Tasks and exercises:
1. Using the festival recap below, decide whether each statement agrees with it: (a) Spillover Fest was curated by Parade of Flesh; (b) 35 Denton was dry the year before; (c) Terminator 2 played at Hailey's. For each, answer yes or no and quote the words that settle it.
2. Extend the festival recap below, picking up after its final sentence.

Page text:
══════════════════════════════

On Sunday night in Deep Ellum, a band called Zechs Marquise headlined Spillover Fest. They played at Sandbar Cantina and Grill, out back on the "beach," flanked by palm trees and on a stage made out of some kind of soft wood. Spillover — a festival curated by local promoting hero Parade of Flesh and designed to capture run-off from SXSW — was the coda on the 11-day stretch that sees Texas become the brightly burning center of the music world.
I sipped a gin and tonic and took off my shoes. "You're going to get foot AIDS," the person sitting next to me turned and said. I laughed, weakly, and dug my toes deep into the sand. On stage, the brothers Rodriguez-Lopez made hairpin rhythmical turns, and I reflected on the music I'd seen made over the preceding week-plus. It's all blurry snippets: Este Haim sneering ferally, Marnie Stern straining to play with no monitor, several generations colliding in the mosh pit for The Specials. Deep Throat at The Labb in Denton, Terminator 2 at Hailey's, old friends from out of town playing in an Austin bar in the bright daylight.
How can you quantify the live music that occurs in Texas in early March every year? Thousands of bands from around the world come here and ply their wares on stages ranging from 62-foot-tall mock vending machines to street corners. I don't know if it's the world's largest congregation of bands and artists. I'm not even sure how you'd measure that. All I know is what I saw, and what the rest of the music writers of the Observer saw, and that was a hell of a lot: We went from 35 Denton to Austin for SXSW, then back to brave the St. Patrick's Day debauchery at the Observer's annual concert on Greenville Avenue. Then we came here, to our final destination in Deep Ellum, for Spillover Fest on Sunday night. Shoes were no longer an option.
Here's what we saw and, more important, heard. Kiernan Maletsky, Music Editor
Thursday, March 7
Work was miles away; the real world was even further. It was Festival Season. We began at Hailey's in Denton. Terminator 2 kicked off the official portion of 35 Denton with a flexing of enormous sound. My everything shook involuntarily, and it was perfect. Kiernan Maletsky
No rain in Denton's Square. Oh, the joy. Last year 35 Denton was soaked. Wet hair and discarded ponchos everywhere. On Thursday, for one camera flash, Denton was rainless and goddamn beautiful for 35 Denton's kick-off. The Square was actually chirping, like the front porch of some lake patio, as the Denton Radio-sponsored outdoor stage filled the air with music. Ugh, awesome. Nick Rallo
Almost no one saw the brilliant set of Warren Jackson Hearne and Le Leek Electrique.

══════════════════════════════

[Stored items]
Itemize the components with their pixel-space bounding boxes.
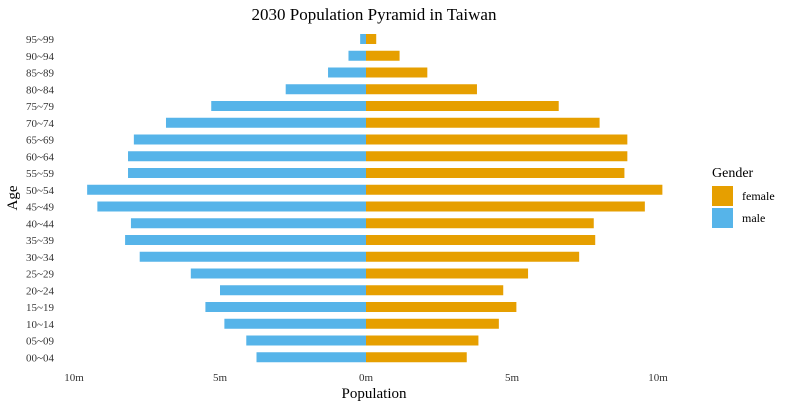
bar-female-05~09: [366, 335, 479, 346]
bar-male-20~24: [220, 285, 366, 296]
y-tick-label: 85~89: [26, 68, 54, 80]
y-tick-label: 50~54: [26, 185, 54, 197]
bar-male-85~89: [328, 67, 366, 78]
bar-female-85~89: [366, 67, 428, 78]
bar-female-90~94: [366, 50, 400, 61]
legend-title: Gender: [712, 166, 754, 181]
bar-female-65~69: [366, 134, 628, 145]
legend-label-male: male: [742, 211, 765, 225]
x-tick-label: 10m: [648, 372, 668, 384]
y-tick-label: 40~44: [26, 218, 54, 230]
bar-female-40~44: [366, 218, 594, 229]
bar-female-60~64: [366, 151, 628, 162]
bar-male-05~09: [246, 335, 366, 346]
bar-female-15~19: [366, 302, 517, 312]
bar-male-65~69: [133, 134, 366, 145]
y-tick-label: 80~84: [26, 84, 54, 96]
bar-male-90~94: [348, 50, 366, 61]
y-axis-ticks: 00~04 05~09 10~14 15~19 20~24 25~29 30~34 35~39…: [26, 34, 54, 364]
bar-male-80~84: [285, 84, 366, 95]
y-tick-label: 45~49: [26, 202, 54, 214]
bar-male-00~04: [256, 352, 366, 363]
y-tick-label: 65~69: [26, 135, 54, 147]
bar-female-95~99: [366, 34, 377, 44]
y-tick-label: 35~39: [26, 235, 54, 247]
bar-female-20~24: [366, 285, 504, 296]
y-tick-label: 10~14: [26, 319, 54, 331]
legend: Gender female male: [712, 166, 775, 228]
bar-female-80~84: [366, 84, 477, 95]
bar-male-50~54: [87, 184, 366, 195]
bar-male-45~49: [97, 201, 367, 212]
y-tick-label: 75~79: [26, 101, 54, 113]
bar-female-70~74: [366, 117, 600, 128]
x-axis-title: Population: [341, 386, 407, 402]
bar-male-75~79: [211, 101, 366, 111]
x-tick-label: 5m: [505, 372, 520, 384]
bar-female-75~79: [366, 101, 559, 111]
bar-female-55~59: [366, 168, 625, 178]
bar-male-15~19: [205, 302, 366, 312]
y-tick-label: 15~19: [26, 302, 54, 314]
x-tick-label: 0m: [359, 372, 374, 384]
bar-female-50~54: [366, 184, 663, 195]
y-tick-label: 90~94: [26, 51, 54, 63]
bar-male-30~34: [139, 251, 366, 262]
x-tick-label: 5m: [213, 372, 228, 384]
legend-swatch-female: [712, 186, 733, 206]
y-axis-title: Age: [5, 185, 21, 210]
legend-swatch-male: [712, 208, 733, 228]
y-tick-label: 70~74: [26, 118, 54, 130]
y-tick-label: 30~34: [26, 252, 54, 264]
bar-male-35~39: [125, 235, 366, 245]
y-tick-label: 20~24: [26, 285, 54, 297]
bar-male-70~74: [165, 117, 366, 128]
bars-layer: [87, 34, 663, 363]
x-tick-label: 10m: [64, 372, 84, 384]
bar-female-00~04: [366, 352, 467, 363]
legend-items: female male: [712, 186, 775, 228]
x-axis-ticks: 10m 5m 0m 5m 10m: [64, 372, 668, 384]
bar-male-55~59: [128, 168, 366, 178]
bar-male-60~64: [128, 151, 366, 162]
y-tick-label: 25~29: [26, 269, 54, 281]
bar-female-35~39: [366, 235, 596, 245]
bar-male-95~99: [360, 34, 366, 44]
y-tick-label: 95~99: [26, 34, 54, 46]
y-tick-label: 05~09: [26, 336, 54, 348]
bar-female-10~14: [366, 318, 499, 329]
y-tick-label: 60~64: [26, 151, 54, 163]
chart-title: 2030 Population Pyramid in Taiwan: [252, 5, 497, 24]
bar-male-10~14: [224, 318, 366, 329]
bar-male-40~44: [130, 218, 366, 229]
bar-female-25~29: [366, 268, 529, 279]
bar-female-45~49: [366, 201, 645, 212]
bar-male-25~29: [190, 268, 366, 279]
legend-label-female: female: [742, 189, 775, 203]
y-tick-label: 55~59: [26, 168, 54, 180]
y-tick-label: 00~04: [26, 352, 54, 364]
bar-female-30~34: [366, 251, 580, 262]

══════════════════════════════

Final answers:
1.
(a) Yes: "a festival curated by local promoting hero Parade of Flesh"
(b) No: "Last year 35 Denton was soaked."
(c) Yes: "Terminator 2 at Hailey's"

2.
Every other show I wandered into during the opening evening was packed. I entered Banter at 12:15, though, and a scant 30 people were watching Warren Hearne. There should be a statute addressing this sort of crime.
Those 30 people, though, they were the lucky ones: They witnessed the guitar artistry of Dan Dockrill, and the precision percussion of Tex Bosley, and the spot-on bass of Ryan Williams, and the overall true emotion of a death-folk singer/songwriter who deserved far more people's attention. Brian Rash
RELATED: The Best of 35 Denton Night One
Friday, March 8
Watching wrestling 100 feet away from Sleep pounding the main stage crowd was, as it turns out, quite an experience. Various muscular men emerged from a tent into a full ring and threw each other at full force into the ground.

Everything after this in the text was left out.